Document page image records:
-- Opening Marker --
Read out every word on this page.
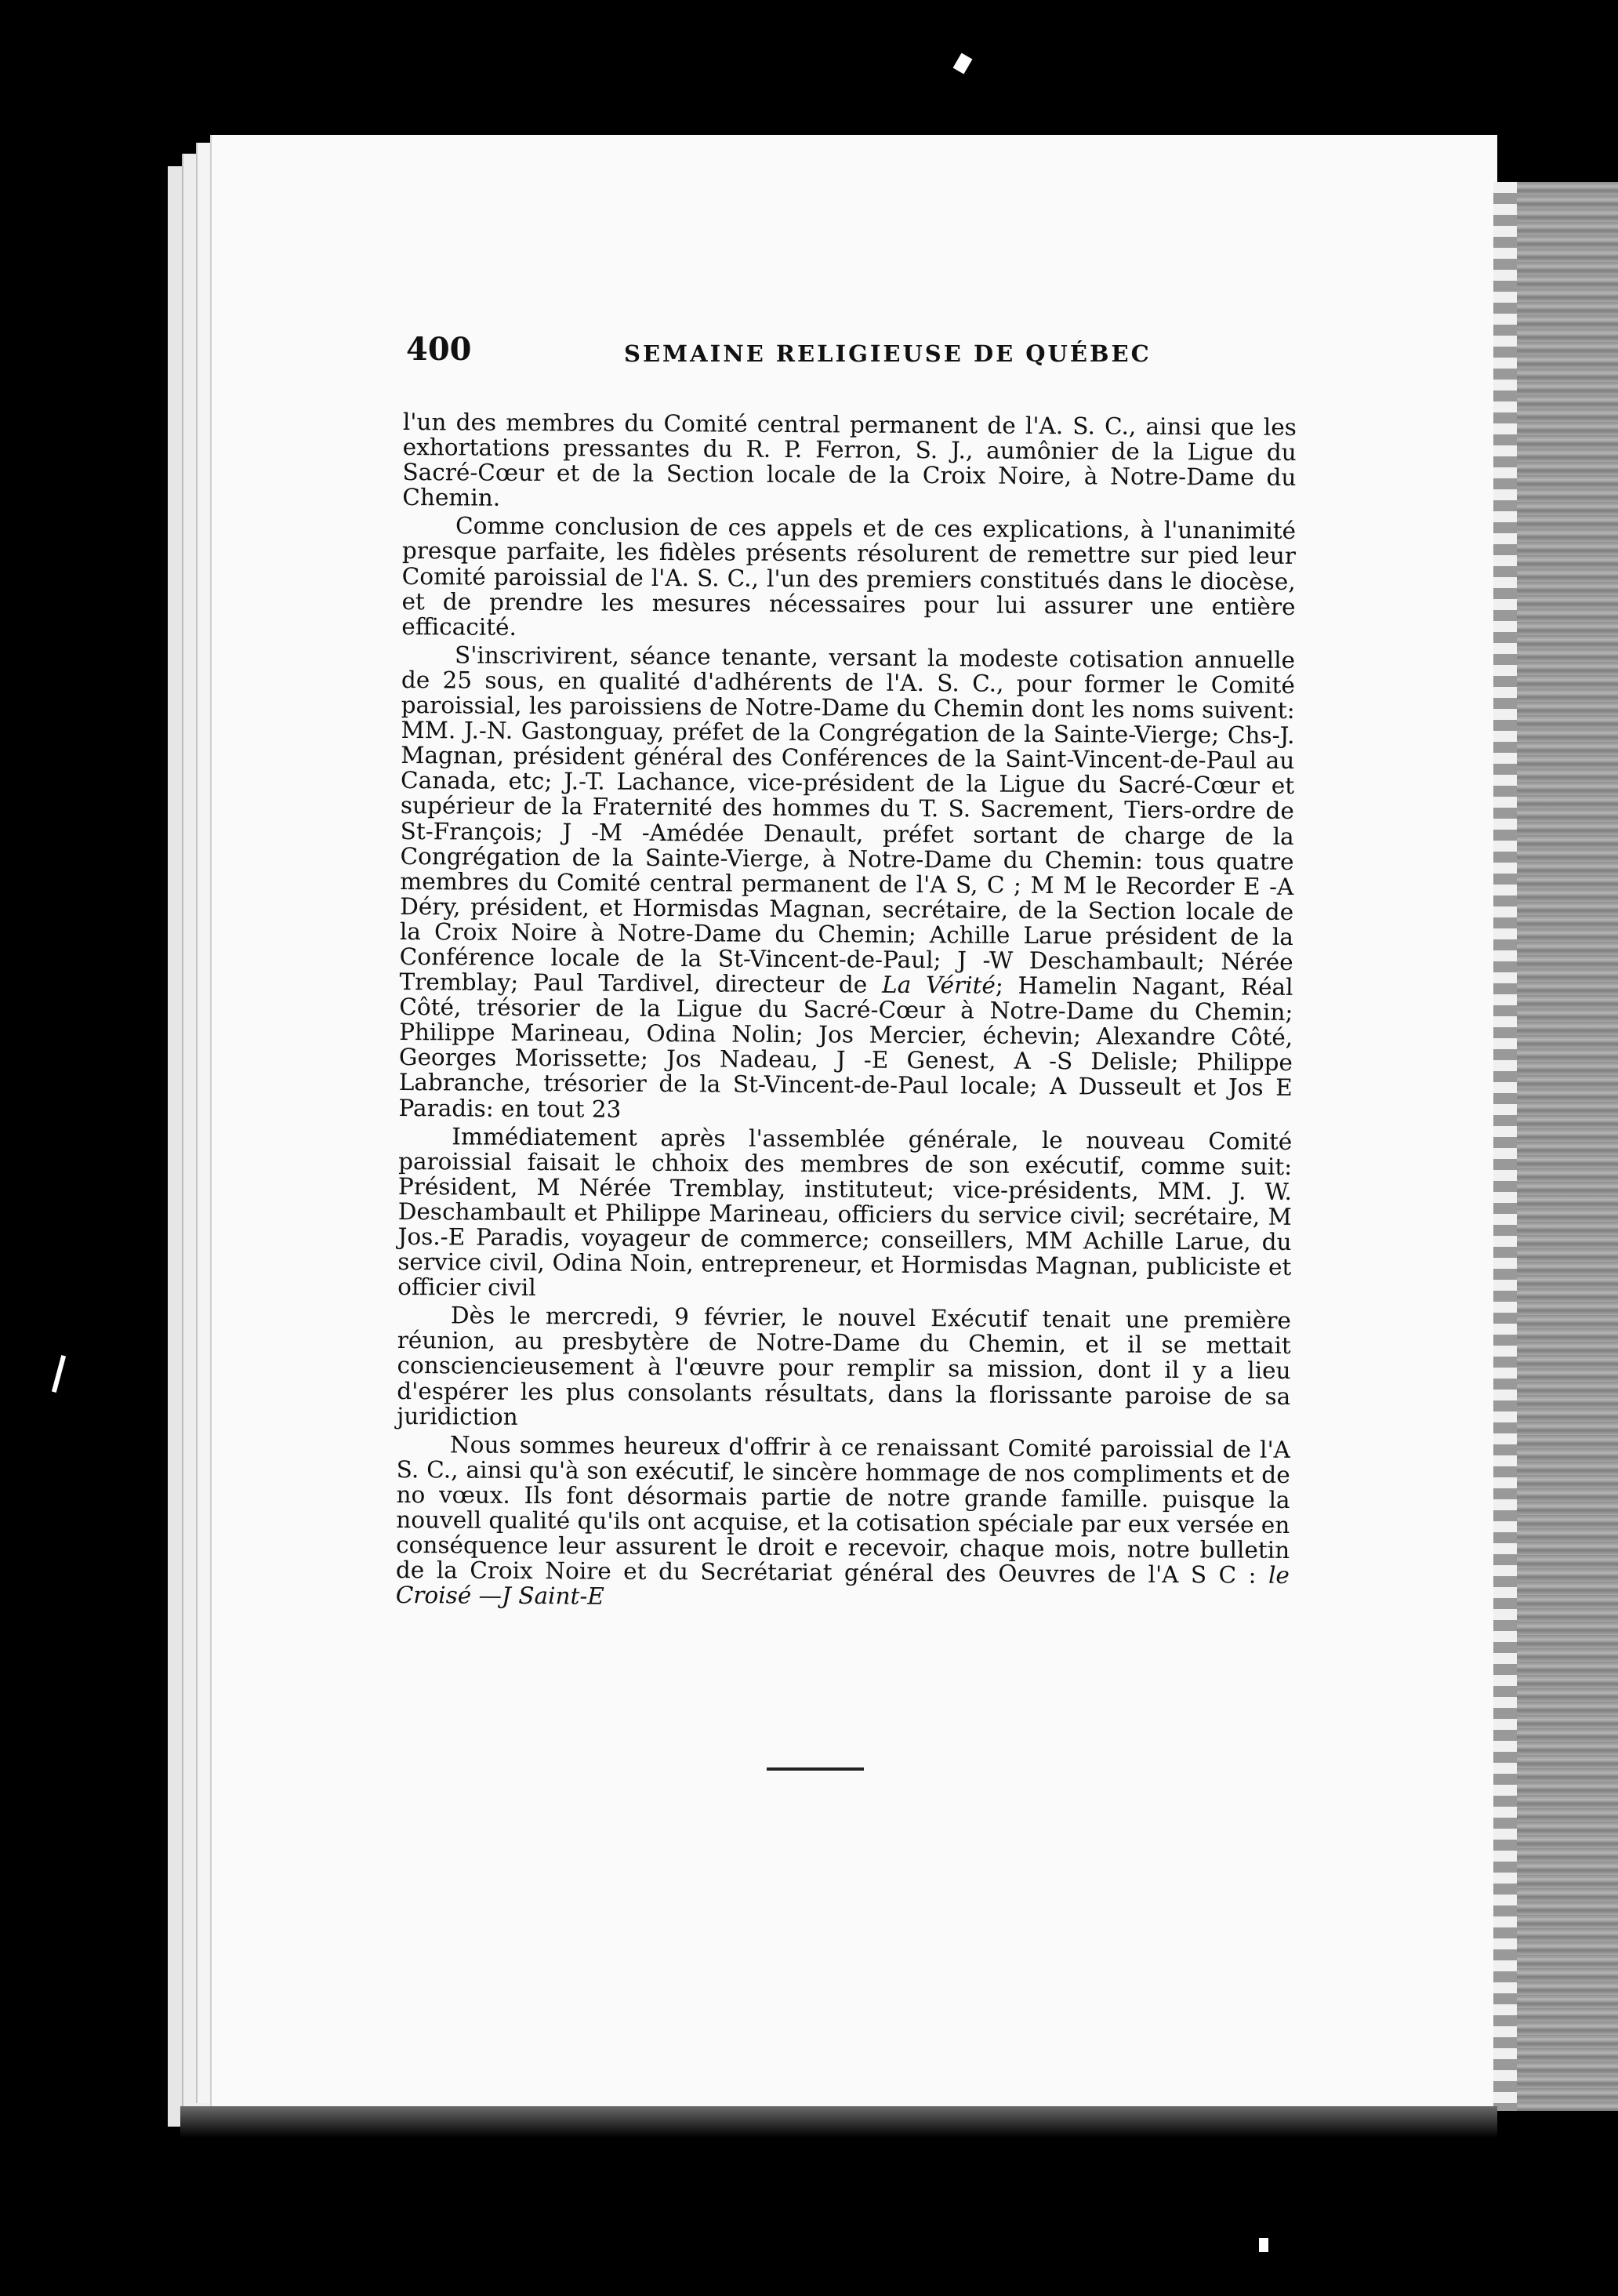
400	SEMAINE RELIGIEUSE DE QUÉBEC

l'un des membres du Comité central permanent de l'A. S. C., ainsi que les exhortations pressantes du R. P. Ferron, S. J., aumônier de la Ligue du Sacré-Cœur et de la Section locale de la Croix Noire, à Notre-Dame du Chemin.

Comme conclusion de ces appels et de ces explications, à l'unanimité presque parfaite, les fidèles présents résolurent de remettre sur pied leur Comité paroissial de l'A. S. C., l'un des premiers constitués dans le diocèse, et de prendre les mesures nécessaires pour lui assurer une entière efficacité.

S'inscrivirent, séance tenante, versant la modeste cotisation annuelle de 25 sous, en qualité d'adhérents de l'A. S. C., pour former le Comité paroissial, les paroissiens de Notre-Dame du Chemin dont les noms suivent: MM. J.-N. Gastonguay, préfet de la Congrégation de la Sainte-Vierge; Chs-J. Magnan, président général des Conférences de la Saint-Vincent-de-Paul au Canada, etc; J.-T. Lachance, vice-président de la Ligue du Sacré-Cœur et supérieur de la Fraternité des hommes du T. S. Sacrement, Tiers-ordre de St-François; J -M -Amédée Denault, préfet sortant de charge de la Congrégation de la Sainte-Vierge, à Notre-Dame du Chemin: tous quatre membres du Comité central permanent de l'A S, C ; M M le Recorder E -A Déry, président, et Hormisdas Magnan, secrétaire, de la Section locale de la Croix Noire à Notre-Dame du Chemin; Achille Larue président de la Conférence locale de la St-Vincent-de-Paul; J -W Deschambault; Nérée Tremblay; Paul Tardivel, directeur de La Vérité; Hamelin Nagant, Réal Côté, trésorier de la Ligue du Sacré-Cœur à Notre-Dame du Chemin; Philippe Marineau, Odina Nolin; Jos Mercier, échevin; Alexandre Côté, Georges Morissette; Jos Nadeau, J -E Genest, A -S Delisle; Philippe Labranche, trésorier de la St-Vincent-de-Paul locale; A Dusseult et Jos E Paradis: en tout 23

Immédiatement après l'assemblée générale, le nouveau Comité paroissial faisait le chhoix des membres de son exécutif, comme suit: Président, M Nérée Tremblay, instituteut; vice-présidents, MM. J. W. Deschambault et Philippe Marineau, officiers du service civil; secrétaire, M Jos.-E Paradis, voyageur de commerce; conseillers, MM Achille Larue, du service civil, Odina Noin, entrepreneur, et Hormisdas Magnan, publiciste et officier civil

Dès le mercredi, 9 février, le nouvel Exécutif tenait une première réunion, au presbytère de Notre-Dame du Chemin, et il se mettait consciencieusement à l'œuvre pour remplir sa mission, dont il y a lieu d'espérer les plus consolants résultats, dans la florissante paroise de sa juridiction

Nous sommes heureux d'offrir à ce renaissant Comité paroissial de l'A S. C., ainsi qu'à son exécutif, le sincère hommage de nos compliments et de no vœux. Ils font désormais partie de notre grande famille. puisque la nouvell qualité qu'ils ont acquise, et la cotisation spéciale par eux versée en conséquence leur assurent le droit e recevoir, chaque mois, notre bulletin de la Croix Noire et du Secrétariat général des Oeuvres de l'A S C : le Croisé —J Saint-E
-- Closing Marker --
-- Opening Marker --
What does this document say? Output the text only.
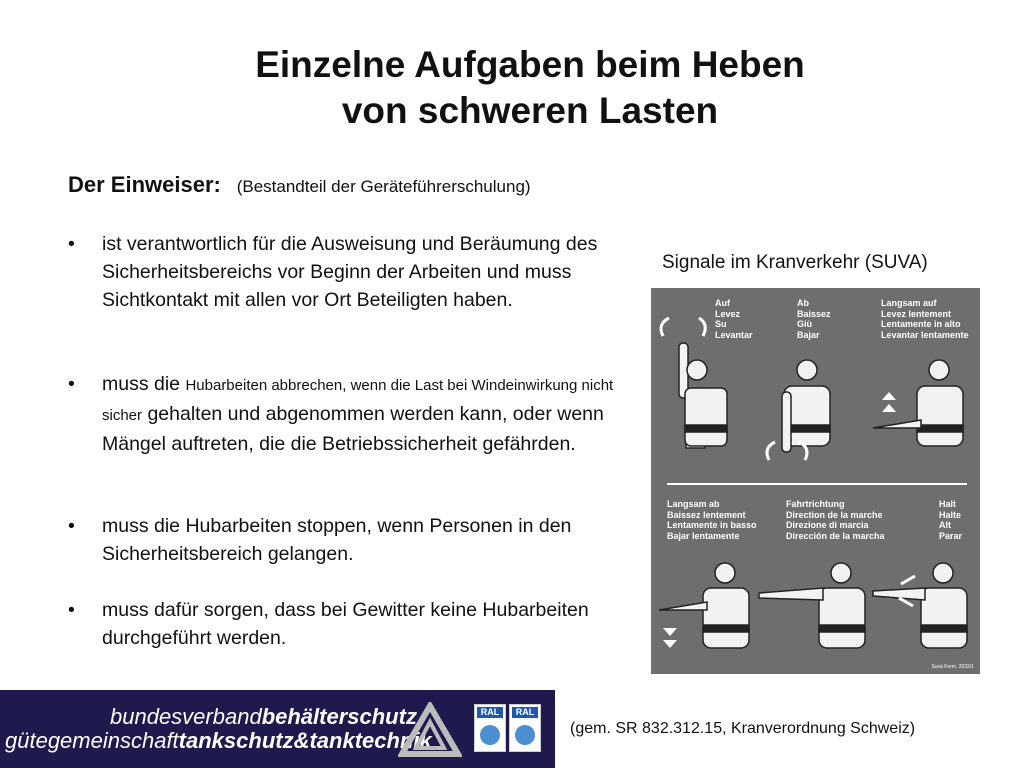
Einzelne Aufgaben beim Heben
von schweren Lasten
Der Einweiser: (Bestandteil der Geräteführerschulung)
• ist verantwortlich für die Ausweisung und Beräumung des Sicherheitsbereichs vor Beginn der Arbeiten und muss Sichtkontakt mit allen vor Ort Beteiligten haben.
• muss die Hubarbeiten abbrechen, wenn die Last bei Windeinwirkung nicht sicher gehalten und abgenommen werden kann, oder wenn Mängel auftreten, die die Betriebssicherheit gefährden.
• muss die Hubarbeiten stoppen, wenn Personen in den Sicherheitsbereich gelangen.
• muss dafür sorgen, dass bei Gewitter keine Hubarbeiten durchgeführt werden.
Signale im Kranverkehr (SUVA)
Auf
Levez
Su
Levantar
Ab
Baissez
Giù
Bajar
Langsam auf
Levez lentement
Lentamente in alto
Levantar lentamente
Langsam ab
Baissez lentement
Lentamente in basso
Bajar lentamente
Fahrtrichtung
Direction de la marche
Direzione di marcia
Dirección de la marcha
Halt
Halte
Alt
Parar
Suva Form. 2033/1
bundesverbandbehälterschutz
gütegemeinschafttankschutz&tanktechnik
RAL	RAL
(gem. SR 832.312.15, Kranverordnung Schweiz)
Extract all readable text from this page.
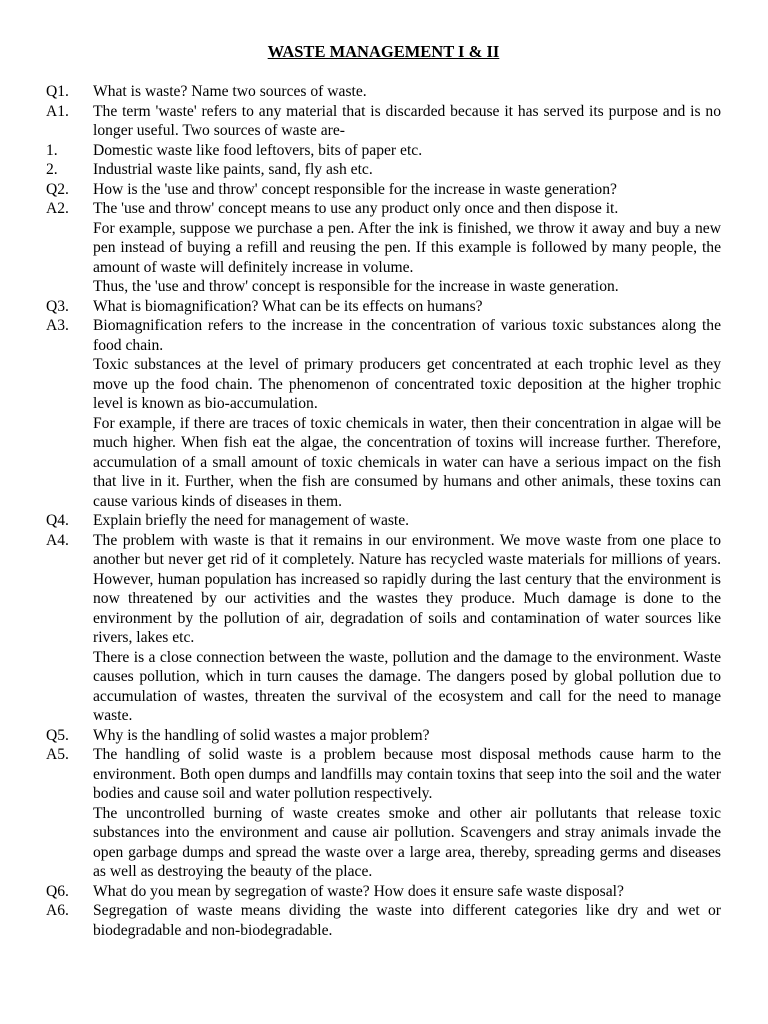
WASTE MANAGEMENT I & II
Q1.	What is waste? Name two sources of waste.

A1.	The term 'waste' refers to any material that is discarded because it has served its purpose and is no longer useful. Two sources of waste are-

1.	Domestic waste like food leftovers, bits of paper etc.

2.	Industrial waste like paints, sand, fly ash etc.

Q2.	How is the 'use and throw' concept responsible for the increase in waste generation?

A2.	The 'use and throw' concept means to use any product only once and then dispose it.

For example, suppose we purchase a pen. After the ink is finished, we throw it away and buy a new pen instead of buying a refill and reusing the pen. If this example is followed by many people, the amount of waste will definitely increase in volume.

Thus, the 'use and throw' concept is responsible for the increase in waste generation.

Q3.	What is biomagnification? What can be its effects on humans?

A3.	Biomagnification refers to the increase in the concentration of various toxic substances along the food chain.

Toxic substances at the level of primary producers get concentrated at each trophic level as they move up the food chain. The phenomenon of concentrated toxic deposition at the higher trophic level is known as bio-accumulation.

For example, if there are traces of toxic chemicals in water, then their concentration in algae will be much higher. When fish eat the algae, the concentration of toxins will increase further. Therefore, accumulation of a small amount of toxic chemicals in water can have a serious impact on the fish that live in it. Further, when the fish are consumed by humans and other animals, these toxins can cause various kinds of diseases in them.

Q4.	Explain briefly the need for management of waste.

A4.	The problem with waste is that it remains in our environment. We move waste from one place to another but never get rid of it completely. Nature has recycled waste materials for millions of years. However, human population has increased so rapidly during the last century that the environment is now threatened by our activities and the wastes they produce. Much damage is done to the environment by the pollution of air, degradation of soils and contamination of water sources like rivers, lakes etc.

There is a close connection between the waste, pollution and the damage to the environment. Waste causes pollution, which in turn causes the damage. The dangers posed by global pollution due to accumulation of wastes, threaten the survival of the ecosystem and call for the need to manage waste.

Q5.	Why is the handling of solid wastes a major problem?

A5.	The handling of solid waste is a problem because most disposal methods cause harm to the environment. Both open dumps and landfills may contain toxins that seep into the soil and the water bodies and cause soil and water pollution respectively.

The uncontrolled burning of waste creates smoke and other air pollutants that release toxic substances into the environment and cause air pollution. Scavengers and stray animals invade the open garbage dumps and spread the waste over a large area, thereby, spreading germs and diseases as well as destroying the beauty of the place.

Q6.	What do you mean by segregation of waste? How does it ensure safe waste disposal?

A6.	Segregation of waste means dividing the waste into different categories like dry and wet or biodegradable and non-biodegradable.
-- Closing Marker --
-- Opening Marker --
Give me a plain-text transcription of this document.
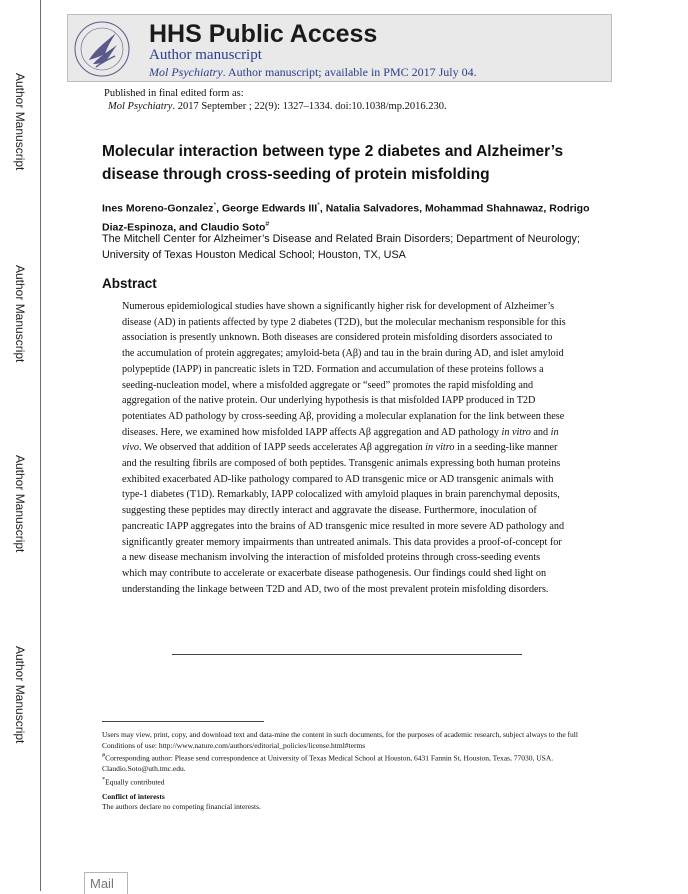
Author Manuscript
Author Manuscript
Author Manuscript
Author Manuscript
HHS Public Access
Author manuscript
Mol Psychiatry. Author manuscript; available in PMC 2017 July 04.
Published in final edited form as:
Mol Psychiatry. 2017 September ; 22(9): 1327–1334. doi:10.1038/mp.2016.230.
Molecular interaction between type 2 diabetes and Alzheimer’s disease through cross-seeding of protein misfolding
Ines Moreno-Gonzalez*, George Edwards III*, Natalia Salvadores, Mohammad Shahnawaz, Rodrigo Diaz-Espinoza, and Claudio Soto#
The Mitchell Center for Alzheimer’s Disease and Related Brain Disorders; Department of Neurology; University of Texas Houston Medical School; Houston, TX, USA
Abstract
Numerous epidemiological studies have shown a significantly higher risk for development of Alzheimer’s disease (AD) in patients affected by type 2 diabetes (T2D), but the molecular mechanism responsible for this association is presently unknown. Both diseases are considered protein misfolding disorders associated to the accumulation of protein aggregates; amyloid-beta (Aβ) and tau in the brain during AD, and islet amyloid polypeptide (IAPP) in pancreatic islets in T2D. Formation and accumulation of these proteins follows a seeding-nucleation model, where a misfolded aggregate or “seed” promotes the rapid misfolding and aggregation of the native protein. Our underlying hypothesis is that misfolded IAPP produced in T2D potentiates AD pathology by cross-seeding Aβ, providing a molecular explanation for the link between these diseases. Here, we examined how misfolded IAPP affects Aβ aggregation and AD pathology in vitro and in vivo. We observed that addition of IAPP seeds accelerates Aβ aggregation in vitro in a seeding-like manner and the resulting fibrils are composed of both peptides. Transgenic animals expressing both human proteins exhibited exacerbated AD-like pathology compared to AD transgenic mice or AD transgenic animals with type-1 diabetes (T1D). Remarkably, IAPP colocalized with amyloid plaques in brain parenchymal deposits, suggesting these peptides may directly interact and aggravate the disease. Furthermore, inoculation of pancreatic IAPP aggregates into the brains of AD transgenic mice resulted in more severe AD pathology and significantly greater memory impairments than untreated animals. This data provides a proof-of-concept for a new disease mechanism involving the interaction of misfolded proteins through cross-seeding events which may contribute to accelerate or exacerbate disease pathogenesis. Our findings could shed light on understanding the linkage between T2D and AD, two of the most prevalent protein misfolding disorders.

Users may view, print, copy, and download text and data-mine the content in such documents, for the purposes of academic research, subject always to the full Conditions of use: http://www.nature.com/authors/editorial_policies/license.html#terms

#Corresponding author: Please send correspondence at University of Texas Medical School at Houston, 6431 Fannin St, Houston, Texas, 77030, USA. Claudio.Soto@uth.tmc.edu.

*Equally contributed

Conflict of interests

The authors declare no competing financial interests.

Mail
-- Closing Marker --
ABOUT THIS EXERCISE => With the string "Medical" as the key, filter the data above and show the lines that match.

ANSWER BOX =>
The Mitchell Center for Alzheimer’s Disease and Related Brain Disorders; Department of Neurology; University of Texas Houston Medical School; Houston, TX, USA
#Corresponding author: Please send correspondence at University of Texas Medical School at Houston, 6431 Fannin St, Houston, Texas, 77030, USA. Claudio.Soto@uth.tmc.edu.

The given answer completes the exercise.